- **Exercise description**
Exactly repeat the full listing that follows.

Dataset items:
■ ■ ■
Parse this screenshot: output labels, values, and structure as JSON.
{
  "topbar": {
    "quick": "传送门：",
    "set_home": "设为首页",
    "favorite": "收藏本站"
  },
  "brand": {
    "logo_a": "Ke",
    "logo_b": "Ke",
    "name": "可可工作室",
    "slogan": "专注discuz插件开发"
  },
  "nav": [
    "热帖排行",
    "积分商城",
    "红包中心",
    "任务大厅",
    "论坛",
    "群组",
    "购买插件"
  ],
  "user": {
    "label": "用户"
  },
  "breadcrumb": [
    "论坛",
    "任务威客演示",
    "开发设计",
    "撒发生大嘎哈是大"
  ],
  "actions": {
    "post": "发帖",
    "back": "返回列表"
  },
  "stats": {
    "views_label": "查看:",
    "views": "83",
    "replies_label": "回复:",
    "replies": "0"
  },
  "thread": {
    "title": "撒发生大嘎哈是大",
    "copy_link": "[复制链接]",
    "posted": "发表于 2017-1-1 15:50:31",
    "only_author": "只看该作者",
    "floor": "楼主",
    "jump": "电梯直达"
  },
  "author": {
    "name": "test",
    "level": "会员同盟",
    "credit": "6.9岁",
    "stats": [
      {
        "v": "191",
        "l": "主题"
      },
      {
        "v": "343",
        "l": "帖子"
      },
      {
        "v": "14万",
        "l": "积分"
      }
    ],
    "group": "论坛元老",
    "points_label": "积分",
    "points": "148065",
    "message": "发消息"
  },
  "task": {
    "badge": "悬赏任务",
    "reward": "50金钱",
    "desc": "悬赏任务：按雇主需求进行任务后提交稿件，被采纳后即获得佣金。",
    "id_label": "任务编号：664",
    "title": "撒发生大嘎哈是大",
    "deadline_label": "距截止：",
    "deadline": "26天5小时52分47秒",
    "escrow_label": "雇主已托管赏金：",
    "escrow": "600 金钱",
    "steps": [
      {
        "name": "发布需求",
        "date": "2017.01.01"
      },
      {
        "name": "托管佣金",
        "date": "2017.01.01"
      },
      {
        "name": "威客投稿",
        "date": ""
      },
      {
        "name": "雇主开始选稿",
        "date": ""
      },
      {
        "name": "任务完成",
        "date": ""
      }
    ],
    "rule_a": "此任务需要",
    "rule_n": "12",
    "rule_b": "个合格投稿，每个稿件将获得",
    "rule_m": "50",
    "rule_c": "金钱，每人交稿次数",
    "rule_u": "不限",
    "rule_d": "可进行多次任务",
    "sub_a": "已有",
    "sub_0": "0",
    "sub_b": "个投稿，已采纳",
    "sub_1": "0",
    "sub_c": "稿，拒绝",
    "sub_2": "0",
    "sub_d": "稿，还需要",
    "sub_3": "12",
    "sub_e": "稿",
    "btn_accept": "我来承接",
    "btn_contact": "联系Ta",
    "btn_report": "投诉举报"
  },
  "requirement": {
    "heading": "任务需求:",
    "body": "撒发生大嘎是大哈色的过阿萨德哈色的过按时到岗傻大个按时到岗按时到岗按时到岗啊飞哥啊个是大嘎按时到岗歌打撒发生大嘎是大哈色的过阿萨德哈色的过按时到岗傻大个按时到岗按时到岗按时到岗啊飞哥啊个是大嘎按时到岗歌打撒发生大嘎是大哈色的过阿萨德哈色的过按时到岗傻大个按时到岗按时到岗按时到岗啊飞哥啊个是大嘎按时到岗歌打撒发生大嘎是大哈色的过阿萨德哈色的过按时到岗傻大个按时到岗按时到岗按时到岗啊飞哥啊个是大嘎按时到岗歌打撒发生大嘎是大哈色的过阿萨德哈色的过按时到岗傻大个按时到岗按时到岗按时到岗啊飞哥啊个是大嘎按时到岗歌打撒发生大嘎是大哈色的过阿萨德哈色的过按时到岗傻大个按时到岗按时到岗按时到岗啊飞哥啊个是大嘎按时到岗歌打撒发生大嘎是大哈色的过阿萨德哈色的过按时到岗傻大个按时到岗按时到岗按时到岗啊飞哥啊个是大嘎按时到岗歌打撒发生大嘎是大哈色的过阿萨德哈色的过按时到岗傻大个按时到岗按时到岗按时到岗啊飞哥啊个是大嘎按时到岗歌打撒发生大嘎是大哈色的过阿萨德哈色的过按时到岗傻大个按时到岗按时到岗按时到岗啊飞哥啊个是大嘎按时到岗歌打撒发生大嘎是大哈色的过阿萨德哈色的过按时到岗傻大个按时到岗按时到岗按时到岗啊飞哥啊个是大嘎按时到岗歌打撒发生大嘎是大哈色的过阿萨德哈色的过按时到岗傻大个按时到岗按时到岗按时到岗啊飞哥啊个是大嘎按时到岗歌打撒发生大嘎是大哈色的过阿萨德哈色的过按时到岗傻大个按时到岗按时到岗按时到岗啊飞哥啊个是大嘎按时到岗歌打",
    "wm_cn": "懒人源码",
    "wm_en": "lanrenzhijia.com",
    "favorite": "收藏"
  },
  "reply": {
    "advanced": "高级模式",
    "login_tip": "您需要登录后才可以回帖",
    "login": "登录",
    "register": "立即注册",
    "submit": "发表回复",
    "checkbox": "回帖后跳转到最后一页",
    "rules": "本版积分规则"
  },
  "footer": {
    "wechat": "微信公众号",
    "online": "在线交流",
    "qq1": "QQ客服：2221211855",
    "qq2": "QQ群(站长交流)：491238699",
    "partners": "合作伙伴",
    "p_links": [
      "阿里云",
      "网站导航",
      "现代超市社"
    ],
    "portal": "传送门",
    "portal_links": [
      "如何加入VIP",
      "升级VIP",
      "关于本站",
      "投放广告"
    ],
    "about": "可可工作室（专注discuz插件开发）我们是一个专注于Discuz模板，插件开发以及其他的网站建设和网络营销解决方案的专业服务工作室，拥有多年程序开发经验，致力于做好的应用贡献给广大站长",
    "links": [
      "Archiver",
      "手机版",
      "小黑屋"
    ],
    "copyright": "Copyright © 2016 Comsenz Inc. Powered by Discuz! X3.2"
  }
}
■ ■ ■
- **Answer**
Parse this screenshot: output labels, values, and structure as JSON.
{
  "topbar": {
    "quick": "传送门：",
    "set_home": "设为首页",
    "favorite": "收藏本站"
  },
  "brand": {
    "logo_a": "Ke",
    "logo_b": "Ke",
    "name": "可可工作室",
    "slogan": "专注discuz插件开发"
  },
  "nav": [
    "热帖排行",
    "积分商城",
    "红包中心",
    "任务大厅",
    "论坛",
    "群组",
    "购买插件"
  ],
  "user": {
    "label": "用户"
  },
  "breadcrumb": [
    "论坛",
    "任务威客演示",
    "开发设计",
    "撒发生大嘎哈是大"
  ],
  "actions": {
    "post": "发帖",
    "back": "返回列表"
  },
  "stats": {
    "views_label": "查看:",
    "views": "83",
    "replies_label": "回复:",
    "replies": "0"
  },
  "thread": {
    "title": "撒发生大嘎哈是大",
    "copy_link": "[复制链接]",
    "posted": "发表于 2017-1-1 15:50:31",
    "only_author": "只看该作者",
    "floor": "楼主",
    "jump": "电梯直达"
  },
  "author": {
    "name": "test",
    "level": "会员同盟",
    "credit": "6.9岁",
    "stats": [
      {
        "v": "191",
        "l": "主题"
      },
      {
        "v": "343",
        "l": "帖子"
      },
      {
        "v": "14万",
        "l": "积分"
      }
    ],
    "group": "论坛元老",
    "points_label": "积分",
    "points": "148065",
    "message": "发消息"
  },
  "task": {
    "badge": "悬赏任务",
    "reward": "50金钱",
    "desc": "悬赏任务：按雇主需求进行任务后提交稿件，被采纳后即获得佣金。",
    "id_label": "任务编号：664",
    "title": "撒发生大嘎哈是大",
    "deadline_label": "距截止：",
    "deadline": "26天5小时52分47秒",
    "escrow_label": "雇主已托管赏金：",
    "escrow": "600 金钱",
    "steps": [
      {
        "name": "发布需求",
        "date": "2017.01.01"
      },
      {
        "name": "托管佣金",
        "date": "2017.01.01"
      },
      {
        "name": "威客投稿",
        "date": ""
      },
      {
        "name": "雇主开始选稿",
        "date": ""
      },
      {
        "name": "任务完成",
        "date": ""
      }
    ],
    "rule_a": "此任务需要",
    "rule_n": "12",
    "rule_b": "个合格投稿，每个稿件将获得",
    "rule_m": "50",
    "rule_c": "金钱，每人交稿次数",
    "rule_u": "不限",
    "rule_d": "可进行多次任务",
    "sub_a": "已有",
    "sub_0": "0",
    "sub_b": "个投稿，已采纳",
    "sub_1": "0",
    "sub_c": "稿，拒绝",
    "sub_2": "0",
    "sub_d": "稿，还需要",
    "sub_3": "12",
    "sub_e": "稿",
    "btn_accept": "我来承接",
    "btn_contact": "联系Ta",
    "btn_report": "投诉举报"
  },
  "requirement": {
    "heading": "任务需求:",
    "body": "撒发生大嘎是大哈色的过阿萨德哈色的过按时到岗傻大个按时到岗按时到岗按时到岗啊飞哥啊个是大嘎按时到岗歌打撒发生大嘎是大哈色的过阿萨德哈色的过按时到岗傻大个按时到岗按时到岗按时到岗啊飞哥啊个是大嘎按时到岗歌打撒发生大嘎是大哈色的过阿萨德哈色的过按时到岗傻大个按时到岗按时到岗按时到岗啊飞哥啊个是大嘎按时到岗歌打撒发生大嘎是大哈色的过阿萨德哈色的过按时到岗傻大个按时到岗按时到岗按时到岗啊飞哥啊个是大嘎按时到岗歌打撒发生大嘎是大哈色的过阿萨德哈色的过按时到岗傻大个按时到岗按时到岗按时到岗啊飞哥啊个是大嘎按时到岗歌打撒发生大嘎是大哈色的过阿萨德哈色的过按时到岗傻大个按时到岗按时到岗按时到岗啊飞哥啊个是大嘎按时到岗歌打撒发生大嘎是大哈色的过阿萨德哈色的过按时到岗傻大个按时到岗按时到岗按时到岗啊飞哥啊个是大嘎按时到岗歌打撒发生大嘎是大哈色的过阿萨德哈色的过按时到岗傻大个按时到岗按时到岗按时到岗啊飞哥啊个是大嘎按时到岗歌打撒发生大嘎是大哈色的过阿萨德哈色的过按时到岗傻大个按时到岗按时到岗按时到岗啊飞哥啊个是大嘎按时到岗歌打撒发生大嘎是大哈色的过阿萨德哈色的过按时到岗傻大个按时到岗按时到岗按时到岗啊飞哥啊个是大嘎按时到岗歌打撒发生大嘎是大哈色的过阿萨德哈色的过按时到岗傻大个按时到岗按时到岗按时到岗啊飞哥啊个是大嘎按时到岗歌打撒发生大嘎是大哈色的过阿萨德哈色的过按时到岗傻大个按时到岗按时到岗按时到岗啊飞哥啊个是大嘎按时到岗歌打",
    "wm_cn": "懒人源码",
    "wm_en": "lanrenzhijia.com",
    "favorite": "收藏"
  },
  "reply": {
    "advanced": "高级模式",
    "login_tip": "您需要登录后才可以回帖",
    "login": "登录",
    "register": "立即注册",
    "submit": "发表回复",
    "checkbox": "回帖后跳转到最后一页",
    "rules": "本版积分规则"
  },
  "footer": {
    "wechat": "微信公众号",
    "online": "在线交流",
    "qq1": "QQ客服：2221211855",
    "qq2": "QQ群(站长交流)：491238699",
    "partners": "合作伙伴",
    "p_links": [
      "阿里云",
      "网站导航",
      "现代超市社"
    ],
    "portal": "传送门",
    "portal_links": [
      "如何加入VIP",
      "升级VIP",
      "关于本站",
      "投放广告"
    ],
    "about": "可可工作室（专注discuz插件开发）我们是一个专注于Discuz模板，插件开发以及其他的网站建设和网络营销解决方案的专业服务工作室，拥有多年程序开发经验，致力于做好的应用贡献给广大站长",
    "links": [
      "Archiver",
      "手机版",
      "小黑屋"
    ],
    "copyright": "Copyright © 2016 Comsenz Inc. Powered by Discuz! X3.2"
  }
}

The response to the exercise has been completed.